Hi there. I’m Stacy Morrison, and I self-identify as an empath.
What I mean by that is that I feel other people, deeply, whether I want to or not. Over the years, with some work and a lot of emotional maturing, I’ve learned how to give myself boundaries so I don’t unintentionally take on (and then carry around) what people around me are feeling, but I do still know that I experience other people’s energy in a way most of my friends and colleagues don’t.
Here’s an example: I am still haunted — yes, haunted — by a time I sat at brunch in the Odeon in Tribeca and was completely unable to disentangle myself from the young girl sitting next to me having an awkward and difficult meal with her father. She was probably 13, wearing big sunglasses (yes, indoors) and a huge, striped beanie hat with a pom-pom, in kind of a skate-punk ironic way. She had short-cropped brown curls, a lot of freckles, and was sitting slumped down against the banquette.

### Directions for this task
Answer these questions using the passage about being an empath:
(a) What has the author learned to give herself so as not to take on what others are feeling?
(b) At which restaurant did the brunch take place?
(c) About how old was the girl at the next seat?
The listing comes from an unrelated source.

### Stored data
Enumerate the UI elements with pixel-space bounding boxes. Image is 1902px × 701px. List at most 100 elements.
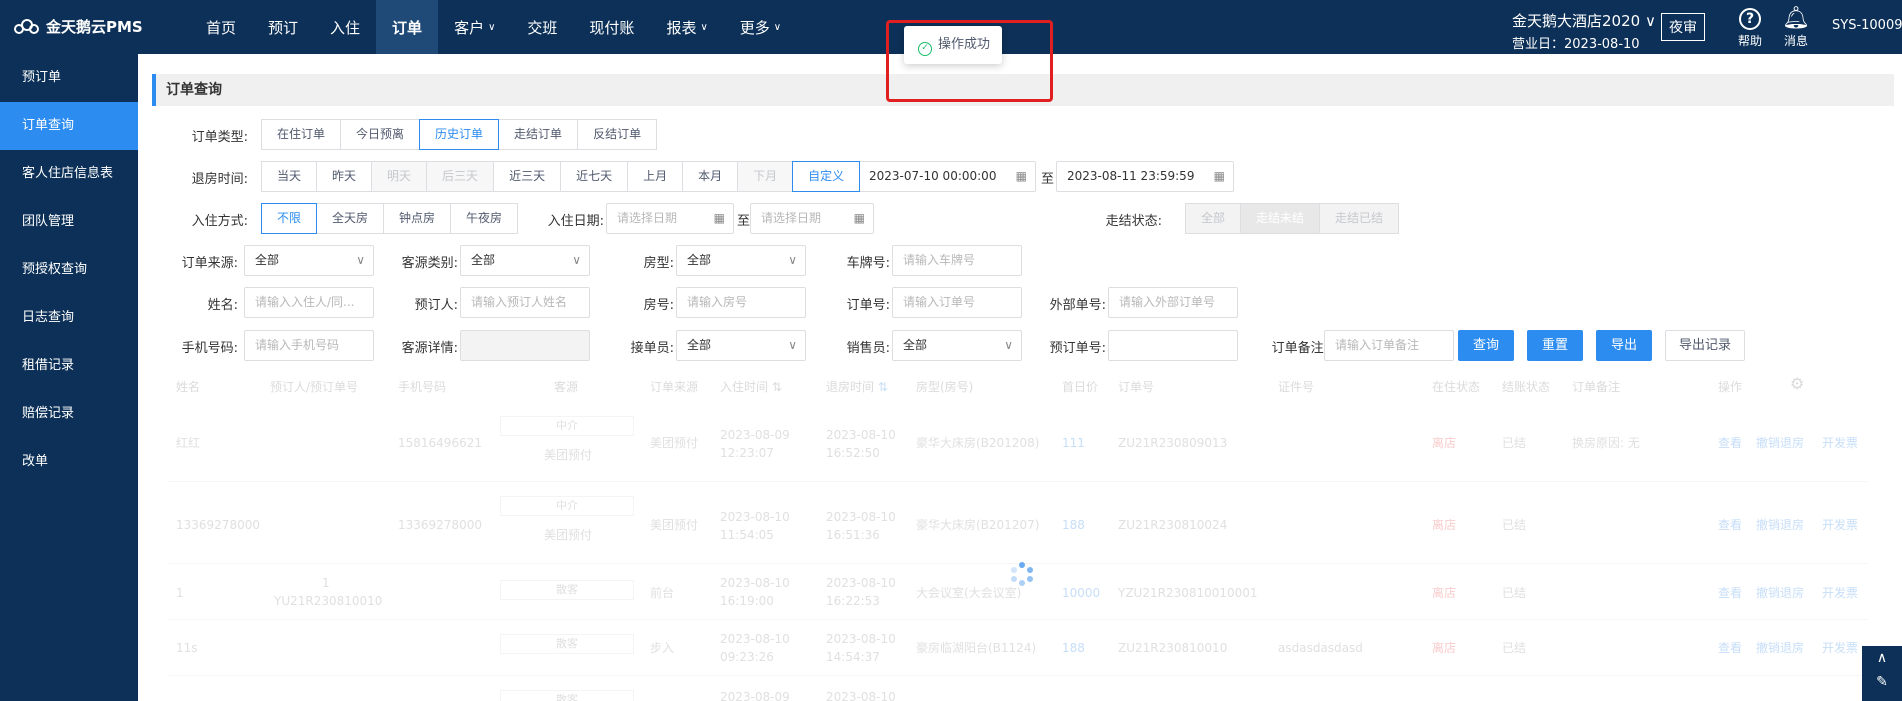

### Reply
(a) Boundaries.
(b) The Odeon in Tribeca.
(c) Probably 13.